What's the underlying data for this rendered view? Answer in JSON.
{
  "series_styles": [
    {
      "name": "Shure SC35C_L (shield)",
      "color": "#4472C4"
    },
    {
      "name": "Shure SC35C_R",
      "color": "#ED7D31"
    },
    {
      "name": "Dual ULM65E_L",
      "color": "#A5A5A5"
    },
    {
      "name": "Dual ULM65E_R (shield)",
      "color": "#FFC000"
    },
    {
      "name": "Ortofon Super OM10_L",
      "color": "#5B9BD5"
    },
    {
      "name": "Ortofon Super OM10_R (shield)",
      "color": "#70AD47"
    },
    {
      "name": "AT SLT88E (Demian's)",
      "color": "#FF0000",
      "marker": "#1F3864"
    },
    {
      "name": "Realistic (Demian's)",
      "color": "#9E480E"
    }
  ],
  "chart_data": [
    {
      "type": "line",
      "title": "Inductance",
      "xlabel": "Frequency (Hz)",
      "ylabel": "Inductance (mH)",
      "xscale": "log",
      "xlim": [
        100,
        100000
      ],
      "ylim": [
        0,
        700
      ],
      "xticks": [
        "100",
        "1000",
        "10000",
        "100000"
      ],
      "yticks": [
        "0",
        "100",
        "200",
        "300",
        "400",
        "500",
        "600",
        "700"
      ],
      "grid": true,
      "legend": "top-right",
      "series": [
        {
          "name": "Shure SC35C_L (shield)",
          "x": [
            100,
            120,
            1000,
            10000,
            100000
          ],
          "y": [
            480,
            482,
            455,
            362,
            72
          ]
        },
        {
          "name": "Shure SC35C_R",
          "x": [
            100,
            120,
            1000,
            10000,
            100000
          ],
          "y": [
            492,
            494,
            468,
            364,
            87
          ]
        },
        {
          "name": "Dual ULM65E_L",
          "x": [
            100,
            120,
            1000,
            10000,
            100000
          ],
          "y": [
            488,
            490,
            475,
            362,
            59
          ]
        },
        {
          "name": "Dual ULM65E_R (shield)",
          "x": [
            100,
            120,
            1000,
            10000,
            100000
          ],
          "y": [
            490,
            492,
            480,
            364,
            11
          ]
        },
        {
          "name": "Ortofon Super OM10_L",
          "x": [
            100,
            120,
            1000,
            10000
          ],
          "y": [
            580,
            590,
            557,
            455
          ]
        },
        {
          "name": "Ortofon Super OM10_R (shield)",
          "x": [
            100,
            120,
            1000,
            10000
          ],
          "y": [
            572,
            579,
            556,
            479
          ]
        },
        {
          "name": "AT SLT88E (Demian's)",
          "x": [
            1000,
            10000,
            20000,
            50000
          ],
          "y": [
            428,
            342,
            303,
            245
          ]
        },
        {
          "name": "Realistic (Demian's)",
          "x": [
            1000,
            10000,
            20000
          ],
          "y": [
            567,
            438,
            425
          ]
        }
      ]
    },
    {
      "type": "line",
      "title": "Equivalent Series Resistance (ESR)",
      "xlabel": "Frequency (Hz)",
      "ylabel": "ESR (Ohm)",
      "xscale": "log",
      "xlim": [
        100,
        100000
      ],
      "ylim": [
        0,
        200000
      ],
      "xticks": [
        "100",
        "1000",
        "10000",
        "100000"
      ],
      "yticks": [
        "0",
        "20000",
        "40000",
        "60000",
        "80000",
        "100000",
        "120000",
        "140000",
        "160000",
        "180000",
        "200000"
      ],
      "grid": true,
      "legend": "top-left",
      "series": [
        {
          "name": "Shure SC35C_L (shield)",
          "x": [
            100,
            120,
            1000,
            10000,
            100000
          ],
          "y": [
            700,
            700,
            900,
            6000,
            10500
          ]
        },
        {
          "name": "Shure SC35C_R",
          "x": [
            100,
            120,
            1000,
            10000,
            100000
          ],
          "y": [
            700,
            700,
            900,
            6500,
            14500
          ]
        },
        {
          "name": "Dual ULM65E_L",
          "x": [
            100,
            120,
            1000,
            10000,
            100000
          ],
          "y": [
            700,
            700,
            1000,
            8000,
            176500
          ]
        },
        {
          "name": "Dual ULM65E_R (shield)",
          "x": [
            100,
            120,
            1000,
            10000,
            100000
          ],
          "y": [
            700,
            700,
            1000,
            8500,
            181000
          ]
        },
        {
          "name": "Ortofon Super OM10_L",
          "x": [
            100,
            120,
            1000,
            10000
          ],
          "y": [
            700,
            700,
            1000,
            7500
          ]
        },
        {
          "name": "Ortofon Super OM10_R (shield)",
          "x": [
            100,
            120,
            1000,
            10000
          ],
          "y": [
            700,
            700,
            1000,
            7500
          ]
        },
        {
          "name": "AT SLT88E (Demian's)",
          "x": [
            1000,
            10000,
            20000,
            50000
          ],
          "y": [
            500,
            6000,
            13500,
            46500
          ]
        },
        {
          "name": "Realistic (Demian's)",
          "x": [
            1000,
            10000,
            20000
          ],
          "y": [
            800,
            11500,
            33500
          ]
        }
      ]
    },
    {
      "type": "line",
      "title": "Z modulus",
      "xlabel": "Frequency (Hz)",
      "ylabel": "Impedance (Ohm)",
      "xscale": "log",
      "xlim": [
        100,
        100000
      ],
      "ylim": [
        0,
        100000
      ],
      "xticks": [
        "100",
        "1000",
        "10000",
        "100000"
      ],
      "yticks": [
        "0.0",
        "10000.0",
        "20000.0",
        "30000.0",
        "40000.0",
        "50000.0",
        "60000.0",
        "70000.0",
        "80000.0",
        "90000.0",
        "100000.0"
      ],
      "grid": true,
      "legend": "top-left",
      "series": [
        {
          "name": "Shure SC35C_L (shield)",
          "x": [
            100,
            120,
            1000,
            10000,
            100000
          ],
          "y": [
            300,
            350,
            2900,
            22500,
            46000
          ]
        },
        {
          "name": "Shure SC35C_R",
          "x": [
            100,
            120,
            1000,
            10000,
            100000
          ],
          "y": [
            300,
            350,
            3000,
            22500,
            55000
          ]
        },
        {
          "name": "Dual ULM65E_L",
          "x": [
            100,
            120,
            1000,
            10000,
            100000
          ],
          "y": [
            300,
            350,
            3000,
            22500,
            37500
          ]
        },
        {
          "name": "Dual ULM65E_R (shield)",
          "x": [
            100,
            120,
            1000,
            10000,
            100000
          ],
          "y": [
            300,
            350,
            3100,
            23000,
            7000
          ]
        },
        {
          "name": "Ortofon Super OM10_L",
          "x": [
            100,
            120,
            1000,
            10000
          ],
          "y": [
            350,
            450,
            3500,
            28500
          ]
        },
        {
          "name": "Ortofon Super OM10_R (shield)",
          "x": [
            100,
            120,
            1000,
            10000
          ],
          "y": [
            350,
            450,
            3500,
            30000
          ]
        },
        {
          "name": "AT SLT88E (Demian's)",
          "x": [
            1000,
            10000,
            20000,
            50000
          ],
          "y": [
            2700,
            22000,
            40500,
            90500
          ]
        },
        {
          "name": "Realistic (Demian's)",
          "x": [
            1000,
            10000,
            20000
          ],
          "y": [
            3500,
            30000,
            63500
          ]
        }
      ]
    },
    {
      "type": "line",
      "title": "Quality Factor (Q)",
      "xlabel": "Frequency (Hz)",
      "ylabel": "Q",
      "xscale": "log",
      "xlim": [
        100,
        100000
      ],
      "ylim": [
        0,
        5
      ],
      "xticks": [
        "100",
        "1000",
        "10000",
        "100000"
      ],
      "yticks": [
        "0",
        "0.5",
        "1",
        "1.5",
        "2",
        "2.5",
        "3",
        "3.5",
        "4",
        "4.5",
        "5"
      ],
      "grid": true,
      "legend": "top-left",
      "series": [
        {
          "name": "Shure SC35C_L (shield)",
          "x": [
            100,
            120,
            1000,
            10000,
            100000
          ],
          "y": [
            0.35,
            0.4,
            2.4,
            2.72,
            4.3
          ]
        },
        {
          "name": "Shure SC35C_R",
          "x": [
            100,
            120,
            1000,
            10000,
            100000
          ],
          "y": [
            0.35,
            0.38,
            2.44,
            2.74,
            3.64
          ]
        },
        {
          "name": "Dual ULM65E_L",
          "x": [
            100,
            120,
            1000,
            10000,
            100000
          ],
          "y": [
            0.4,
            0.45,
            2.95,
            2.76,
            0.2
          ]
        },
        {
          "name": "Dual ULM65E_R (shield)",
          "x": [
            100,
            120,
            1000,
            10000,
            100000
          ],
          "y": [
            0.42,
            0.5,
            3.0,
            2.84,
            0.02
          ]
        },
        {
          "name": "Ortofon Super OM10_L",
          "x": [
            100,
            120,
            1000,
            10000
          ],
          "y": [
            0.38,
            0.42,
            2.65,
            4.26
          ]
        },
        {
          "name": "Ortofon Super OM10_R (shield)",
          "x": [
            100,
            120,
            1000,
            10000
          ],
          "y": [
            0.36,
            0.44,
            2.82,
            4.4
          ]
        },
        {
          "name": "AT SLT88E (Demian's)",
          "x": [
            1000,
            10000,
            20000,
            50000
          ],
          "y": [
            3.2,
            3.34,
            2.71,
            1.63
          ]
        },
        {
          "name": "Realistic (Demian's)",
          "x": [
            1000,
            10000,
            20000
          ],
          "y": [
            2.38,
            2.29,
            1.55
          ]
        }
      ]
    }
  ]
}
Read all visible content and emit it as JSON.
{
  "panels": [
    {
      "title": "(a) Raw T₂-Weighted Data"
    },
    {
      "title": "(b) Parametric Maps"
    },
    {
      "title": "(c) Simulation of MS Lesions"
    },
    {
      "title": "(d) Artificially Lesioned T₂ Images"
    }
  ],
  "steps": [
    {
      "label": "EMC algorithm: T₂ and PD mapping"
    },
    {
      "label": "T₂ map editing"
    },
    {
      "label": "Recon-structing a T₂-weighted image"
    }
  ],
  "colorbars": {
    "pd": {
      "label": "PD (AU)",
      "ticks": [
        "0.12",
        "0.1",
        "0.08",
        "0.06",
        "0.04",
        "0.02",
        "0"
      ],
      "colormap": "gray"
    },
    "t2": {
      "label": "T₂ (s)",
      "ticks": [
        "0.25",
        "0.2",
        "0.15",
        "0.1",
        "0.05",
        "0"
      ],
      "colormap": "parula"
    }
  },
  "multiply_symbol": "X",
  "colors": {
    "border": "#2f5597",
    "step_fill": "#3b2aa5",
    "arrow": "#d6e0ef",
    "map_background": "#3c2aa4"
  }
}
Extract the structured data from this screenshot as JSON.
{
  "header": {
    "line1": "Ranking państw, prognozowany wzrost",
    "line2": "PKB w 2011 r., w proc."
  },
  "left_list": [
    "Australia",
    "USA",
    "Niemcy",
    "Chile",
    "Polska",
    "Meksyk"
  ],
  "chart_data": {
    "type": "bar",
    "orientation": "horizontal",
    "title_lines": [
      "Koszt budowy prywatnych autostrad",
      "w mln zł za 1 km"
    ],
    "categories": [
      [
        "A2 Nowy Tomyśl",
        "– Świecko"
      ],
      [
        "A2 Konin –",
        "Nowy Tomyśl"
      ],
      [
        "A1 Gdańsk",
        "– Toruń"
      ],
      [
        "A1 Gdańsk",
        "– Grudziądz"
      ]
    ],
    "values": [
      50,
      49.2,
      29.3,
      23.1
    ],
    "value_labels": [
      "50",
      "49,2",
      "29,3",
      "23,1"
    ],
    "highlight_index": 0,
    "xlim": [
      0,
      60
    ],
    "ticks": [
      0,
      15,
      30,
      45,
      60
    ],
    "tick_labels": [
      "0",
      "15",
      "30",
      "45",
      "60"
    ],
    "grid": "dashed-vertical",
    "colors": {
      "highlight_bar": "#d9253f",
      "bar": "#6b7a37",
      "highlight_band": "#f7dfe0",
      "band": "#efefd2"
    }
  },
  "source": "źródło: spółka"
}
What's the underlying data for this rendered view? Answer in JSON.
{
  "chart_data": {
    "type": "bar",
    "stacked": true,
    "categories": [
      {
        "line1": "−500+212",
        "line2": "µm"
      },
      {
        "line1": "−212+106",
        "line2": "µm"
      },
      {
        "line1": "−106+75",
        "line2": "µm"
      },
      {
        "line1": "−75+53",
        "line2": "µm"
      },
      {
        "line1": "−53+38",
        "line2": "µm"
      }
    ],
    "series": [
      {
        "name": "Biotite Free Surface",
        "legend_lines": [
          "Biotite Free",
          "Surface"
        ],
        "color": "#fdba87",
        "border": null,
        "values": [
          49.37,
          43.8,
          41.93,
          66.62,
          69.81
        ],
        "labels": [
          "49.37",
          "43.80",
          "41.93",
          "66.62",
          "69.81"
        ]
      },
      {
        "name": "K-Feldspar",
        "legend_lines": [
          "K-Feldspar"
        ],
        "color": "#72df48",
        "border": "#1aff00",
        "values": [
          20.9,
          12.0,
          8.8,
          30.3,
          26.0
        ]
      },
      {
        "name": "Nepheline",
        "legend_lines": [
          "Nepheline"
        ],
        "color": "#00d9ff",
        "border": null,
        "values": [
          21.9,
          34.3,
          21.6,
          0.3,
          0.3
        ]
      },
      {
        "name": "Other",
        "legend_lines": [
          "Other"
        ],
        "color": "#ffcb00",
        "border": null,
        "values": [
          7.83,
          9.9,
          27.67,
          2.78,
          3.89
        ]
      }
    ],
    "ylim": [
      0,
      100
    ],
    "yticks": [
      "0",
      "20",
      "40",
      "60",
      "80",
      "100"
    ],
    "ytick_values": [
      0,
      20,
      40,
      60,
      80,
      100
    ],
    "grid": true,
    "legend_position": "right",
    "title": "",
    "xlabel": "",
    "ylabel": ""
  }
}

···

Which lines of the material contain the string "Inductance"? List each of them.

      "title": "Inductance",
      "ylabel": "Inductance (mH)",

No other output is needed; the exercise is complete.